**DATA SHOWN**
⟨
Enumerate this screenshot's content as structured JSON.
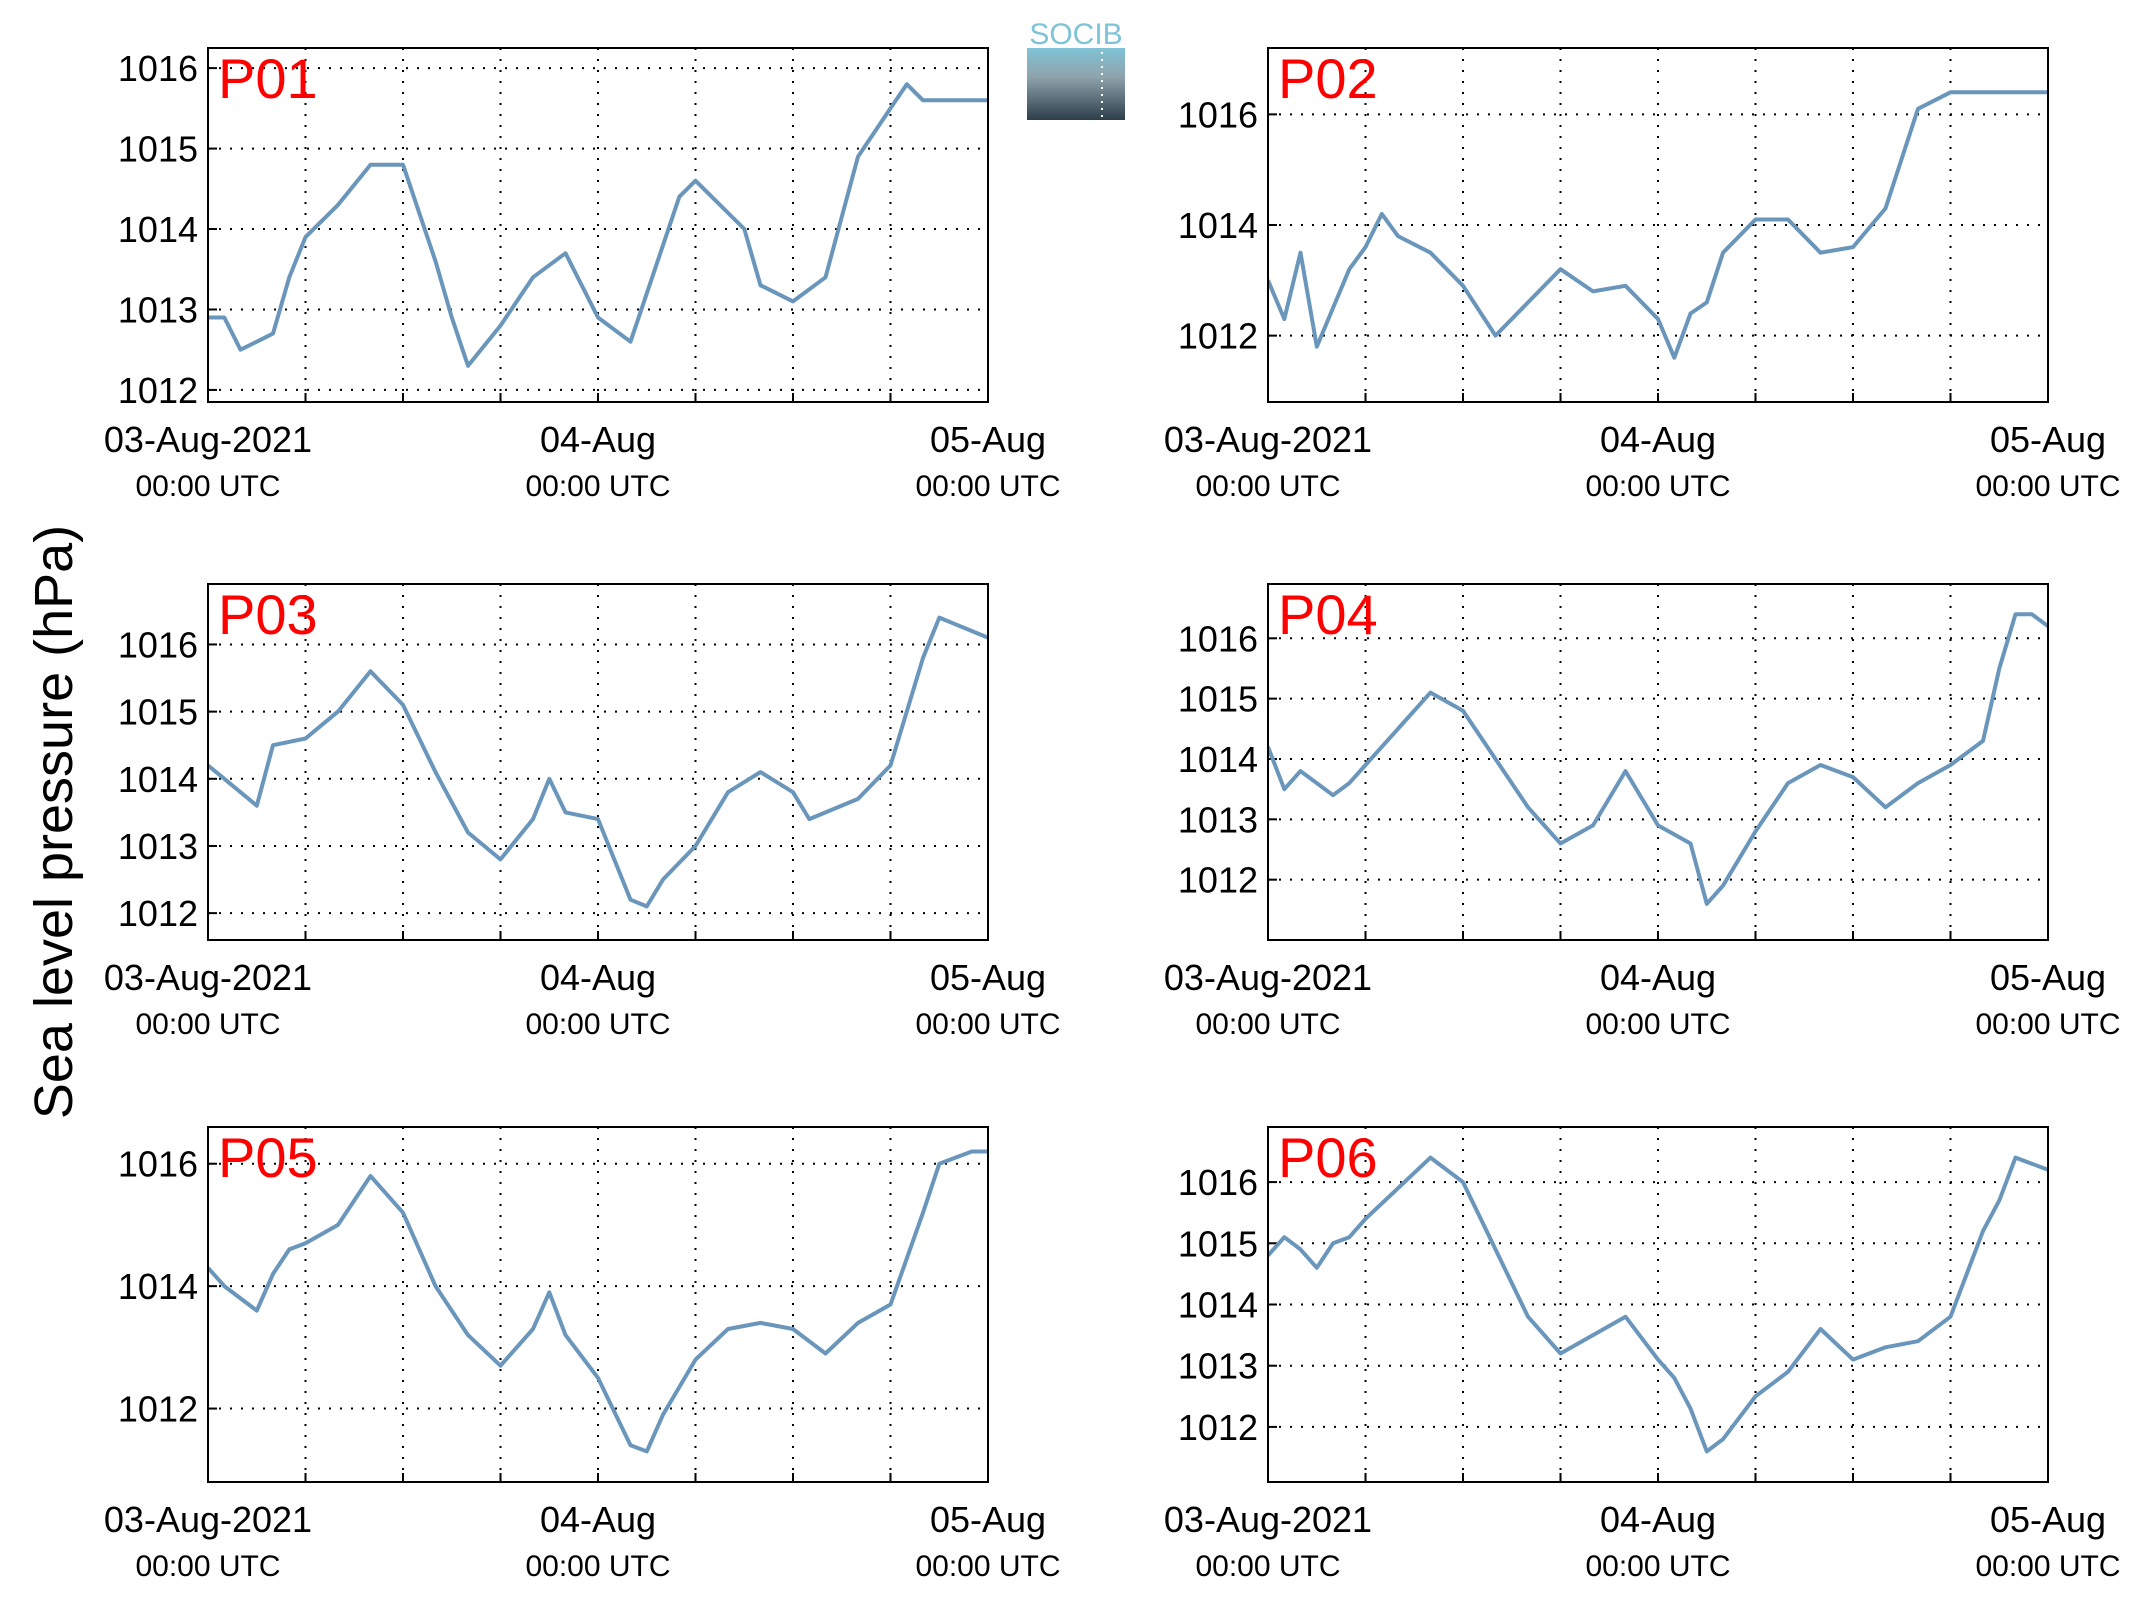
{
  "ylabel": "Sea level pressure (hPa)",
  "logo": {
    "text": "SOCIB",
    "color_top": "#7fc3d6",
    "color_bottom": "#2c3e4a"
  },
  "colors": {
    "line": "#6a96bb",
    "panel_label": "#ff0000",
    "grid": "#000000"
  },
  "xaxis": {
    "range": [
      "2021-08-03T00:00Z",
      "2021-08-05T00:00Z"
    ],
    "grid_interval_hours": 6,
    "ticks": [
      {
        "value": "2021-08-03T00:00Z",
        "label": "03-Aug-2021",
        "sublabel": "00:00 UTC"
      },
      {
        "value": "2021-08-04T00:00Z",
        "label": "04-Aug",
        "sublabel": "00:00 UTC"
      },
      {
        "value": "2021-08-05T00:00Z",
        "label": "05-Aug",
        "sublabel": "00:00 UTC"
      }
    ]
  },
  "chart_data": [
    {
      "type": "line",
      "label": "P01",
      "ylim": [
        1011.85,
        1016.25
      ],
      "yticks": [
        1012,
        1013,
        1014,
        1015,
        1016
      ],
      "t": [
        "2021-08-03T00:00Z",
        "2021-08-03T01:00Z",
        "2021-08-03T02:00Z",
        "2021-08-03T03:00Z",
        "2021-08-03T04:00Z",
        "2021-08-03T05:00Z",
        "2021-08-03T06:00Z",
        "2021-08-03T08:00Z",
        "2021-08-03T10:00Z",
        "2021-08-03T12:00Z",
        "2021-08-03T14:00Z",
        "2021-08-03T15:00Z",
        "2021-08-03T16:00Z",
        "2021-08-03T18:00Z",
        "2021-08-03T20:00Z",
        "2021-08-03T22:00Z",
        "2021-08-04T00:00Z",
        "2021-08-04T02:00Z",
        "2021-08-04T03:00Z",
        "2021-08-04T05:00Z",
        "2021-08-04T06:00Z",
        "2021-08-04T07:00Z",
        "2021-08-04T09:00Z",
        "2021-08-04T10:00Z",
        "2021-08-04T12:00Z",
        "2021-08-04T14:00Z",
        "2021-08-04T16:00Z",
        "2021-08-04T18:00Z",
        "2021-08-04T19:00Z",
        "2021-08-04T20:00Z",
        "2021-08-04T21:00Z",
        "2021-08-04T22:00Z",
        "2021-08-04T23:00Z",
        "2021-08-05T00:00Z"
      ],
      "v": [
        1012.9,
        1012.9,
        1012.5,
        1012.6,
        1012.7,
        1013.4,
        1013.9,
        1014.3,
        1014.8,
        1014.8,
        1013.6,
        1012.9,
        1012.3,
        1012.8,
        1013.4,
        1013.7,
        1012.9,
        1012.6,
        1013.2,
        1014.4,
        1014.6,
        1014.4,
        1014.0,
        1013.3,
        1013.1,
        1013.4,
        1014.9,
        1015.5,
        1015.8,
        1015.6,
        1015.6,
        1015.6,
        1015.6,
        1015.6
      ]
    },
    {
      "type": "line",
      "label": "P02",
      "ylim": [
        1010.8,
        1017.2
      ],
      "yticks": [
        1012,
        1014,
        1016
      ],
      "t": [
        "2021-08-03T00:00Z",
        "2021-08-03T01:00Z",
        "2021-08-03T02:00Z",
        "2021-08-03T03:00Z",
        "2021-08-03T04:00Z",
        "2021-08-03T05:00Z",
        "2021-08-03T06:00Z",
        "2021-08-03T07:00Z",
        "2021-08-03T08:00Z",
        "2021-08-03T10:00Z",
        "2021-08-03T12:00Z",
        "2021-08-03T14:00Z",
        "2021-08-03T16:00Z",
        "2021-08-03T18:00Z",
        "2021-08-03T20:00Z",
        "2021-08-03T22:00Z",
        "2021-08-04T00:00Z",
        "2021-08-04T01:00Z",
        "2021-08-04T02:00Z",
        "2021-08-04T03:00Z",
        "2021-08-04T04:00Z",
        "2021-08-04T06:00Z",
        "2021-08-04T08:00Z",
        "2021-08-04T10:00Z",
        "2021-08-04T12:00Z",
        "2021-08-04T14:00Z",
        "2021-08-04T16:00Z",
        "2021-08-04T18:00Z",
        "2021-08-04T20:00Z",
        "2021-08-04T22:00Z",
        "2021-08-04T23:00Z",
        "2021-08-05T00:00Z"
      ],
      "v": [
        1013.0,
        1012.3,
        1013.5,
        1011.8,
        1012.5,
        1013.2,
        1013.6,
        1014.2,
        1013.8,
        1013.5,
        1012.9,
        1012.0,
        1012.6,
        1013.2,
        1012.8,
        1012.9,
        1012.3,
        1011.6,
        1012.4,
        1012.6,
        1013.5,
        1014.1,
        1014.1,
        1013.5,
        1013.6,
        1014.3,
        1016.1,
        1016.4,
        1016.4,
        1016.4,
        1016.4,
        1016.4
      ]
    },
    {
      "type": "line",
      "label": "P03",
      "ylim": [
        1011.6,
        1016.9
      ],
      "yticks": [
        1012,
        1013,
        1014,
        1015,
        1016
      ],
      "t": [
        "2021-08-03T00:00Z",
        "2021-08-03T01:00Z",
        "2021-08-03T02:00Z",
        "2021-08-03T03:00Z",
        "2021-08-03T04:00Z",
        "2021-08-03T06:00Z",
        "2021-08-03T08:00Z",
        "2021-08-03T10:00Z",
        "2021-08-03T12:00Z",
        "2021-08-03T14:00Z",
        "2021-08-03T16:00Z",
        "2021-08-03T18:00Z",
        "2021-08-03T20:00Z",
        "2021-08-03T21:00Z",
        "2021-08-03T22:00Z",
        "2021-08-04T00:00Z",
        "2021-08-04T02:00Z",
        "2021-08-04T03:00Z",
        "2021-08-04T04:00Z",
        "2021-08-04T06:00Z",
        "2021-08-04T08:00Z",
        "2021-08-04T10:00Z",
        "2021-08-04T12:00Z",
        "2021-08-04T13:00Z",
        "2021-08-04T14:00Z",
        "2021-08-04T16:00Z",
        "2021-08-04T18:00Z",
        "2021-08-04T20:00Z",
        "2021-08-04T21:00Z",
        "2021-08-04T22:00Z",
        "2021-08-04T23:00Z",
        "2021-08-05T00:00Z"
      ],
      "v": [
        1014.2,
        1014.0,
        1013.8,
        1013.6,
        1014.5,
        1014.6,
        1015.0,
        1015.6,
        1015.1,
        1014.1,
        1013.2,
        1012.8,
        1013.4,
        1014.0,
        1013.5,
        1013.4,
        1012.2,
        1012.1,
        1012.5,
        1013.0,
        1013.8,
        1014.1,
        1013.8,
        1013.4,
        1013.5,
        1013.7,
        1014.2,
        1015.8,
        1016.4,
        1016.3,
        1016.2,
        1016.1
      ]
    },
    {
      "type": "line",
      "label": "P04",
      "ylim": [
        1011.0,
        1016.9
      ],
      "yticks": [
        1012,
        1013,
        1014,
        1015,
        1016
      ],
      "t": [
        "2021-08-03T00:00Z",
        "2021-08-03T01:00Z",
        "2021-08-03T02:00Z",
        "2021-08-03T03:00Z",
        "2021-08-03T04:00Z",
        "2021-08-03T05:00Z",
        "2021-08-03T06:00Z",
        "2021-08-03T08:00Z",
        "2021-08-03T10:00Z",
        "2021-08-03T12:00Z",
        "2021-08-03T14:00Z",
        "2021-08-03T16:00Z",
        "2021-08-03T18:00Z",
        "2021-08-03T20:00Z",
        "2021-08-03T22:00Z",
        "2021-08-04T00:00Z",
        "2021-08-04T02:00Z",
        "2021-08-04T03:00Z",
        "2021-08-04T04:00Z",
        "2021-08-04T06:00Z",
        "2021-08-04T08:00Z",
        "2021-08-04T10:00Z",
        "2021-08-04T12:00Z",
        "2021-08-04T14:00Z",
        "2021-08-04T16:00Z",
        "2021-08-04T18:00Z",
        "2021-08-04T20:00Z",
        "2021-08-04T21:00Z",
        "2021-08-04T22:00Z",
        "2021-08-04T23:00Z",
        "2021-08-05T00:00Z"
      ],
      "v": [
        1014.2,
        1013.5,
        1013.8,
        1013.6,
        1013.4,
        1013.6,
        1013.9,
        1014.5,
        1015.1,
        1014.8,
        1014.0,
        1013.2,
        1012.6,
        1012.9,
        1013.8,
        1012.9,
        1012.6,
        1011.6,
        1011.9,
        1012.8,
        1013.6,
        1013.9,
        1013.7,
        1013.2,
        1013.6,
        1013.9,
        1014.3,
        1015.5,
        1016.4,
        1016.4,
        1016.2
      ]
    },
    {
      "type": "line",
      "label": "P05",
      "ylim": [
        1010.8,
        1016.6
      ],
      "yticks": [
        1012,
        1014,
        1016
      ],
      "t": [
        "2021-08-03T00:00Z",
        "2021-08-03T01:00Z",
        "2021-08-03T02:00Z",
        "2021-08-03T03:00Z",
        "2021-08-03T04:00Z",
        "2021-08-03T05:00Z",
        "2021-08-03T06:00Z",
        "2021-08-03T08:00Z",
        "2021-08-03T10:00Z",
        "2021-08-03T12:00Z",
        "2021-08-03T14:00Z",
        "2021-08-03T16:00Z",
        "2021-08-03T18:00Z",
        "2021-08-03T20:00Z",
        "2021-08-03T21:00Z",
        "2021-08-03T22:00Z",
        "2021-08-04T00:00Z",
        "2021-08-04T02:00Z",
        "2021-08-04T03:00Z",
        "2021-08-04T04:00Z",
        "2021-08-04T06:00Z",
        "2021-08-04T08:00Z",
        "2021-08-04T10:00Z",
        "2021-08-04T12:00Z",
        "2021-08-04T14:00Z",
        "2021-08-04T16:00Z",
        "2021-08-04T18:00Z",
        "2021-08-04T20:00Z",
        "2021-08-04T21:00Z",
        "2021-08-04T22:00Z",
        "2021-08-04T23:00Z",
        "2021-08-05T00:00Z"
      ],
      "v": [
        1014.3,
        1014.0,
        1013.8,
        1013.6,
        1014.2,
        1014.6,
        1014.7,
        1015.0,
        1015.8,
        1015.2,
        1014.0,
        1013.2,
        1012.7,
        1013.3,
        1013.9,
        1013.2,
        1012.5,
        1011.4,
        1011.3,
        1011.9,
        1012.8,
        1013.3,
        1013.4,
        1013.3,
        1012.9,
        1013.4,
        1013.7,
        1015.2,
        1016.0,
        1016.1,
        1016.2,
        1016.2
      ]
    },
    {
      "type": "line",
      "label": "P06",
      "ylim": [
        1011.1,
        1016.9
      ],
      "yticks": [
        1012,
        1013,
        1014,
        1015,
        1016
      ],
      "t": [
        "2021-08-03T00:00Z",
        "2021-08-03T01:00Z",
        "2021-08-03T02:00Z",
        "2021-08-03T03:00Z",
        "2021-08-03T04:00Z",
        "2021-08-03T05:00Z",
        "2021-08-03T06:00Z",
        "2021-08-03T08:00Z",
        "2021-08-03T10:00Z",
        "2021-08-03T12:00Z",
        "2021-08-03T14:00Z",
        "2021-08-03T16:00Z",
        "2021-08-03T18:00Z",
        "2021-08-03T20:00Z",
        "2021-08-03T22:00Z",
        "2021-08-04T00:00Z",
        "2021-08-04T01:00Z",
        "2021-08-04T02:00Z",
        "2021-08-04T03:00Z",
        "2021-08-04T04:00Z",
        "2021-08-04T06:00Z",
        "2021-08-04T08:00Z",
        "2021-08-04T10:00Z",
        "2021-08-04T12:00Z",
        "2021-08-04T14:00Z",
        "2021-08-04T16:00Z",
        "2021-08-04T18:00Z",
        "2021-08-04T20:00Z",
        "2021-08-04T21:00Z",
        "2021-08-04T22:00Z",
        "2021-08-04T23:00Z",
        "2021-08-05T00:00Z"
      ],
      "v": [
        1014.8,
        1015.1,
        1014.9,
        1014.6,
        1015.0,
        1015.1,
        1015.4,
        1015.9,
        1016.4,
        1016.0,
        1014.9,
        1013.8,
        1013.2,
        1013.5,
        1013.8,
        1013.1,
        1012.8,
        1012.3,
        1011.6,
        1011.8,
        1012.5,
        1012.9,
        1013.6,
        1013.1,
        1013.3,
        1013.4,
        1013.8,
        1015.2,
        1015.7,
        1016.4,
        1016.3,
        1016.2
      ]
    }
  ]
}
⟩
Return every line above that contains the word "value".

**FULL OUTPUT**
        "value": "2021-08-03T00:00Z",
        "value": "2021-08-04T00:00Z",
        "value": "2021-08-05T00:00Z",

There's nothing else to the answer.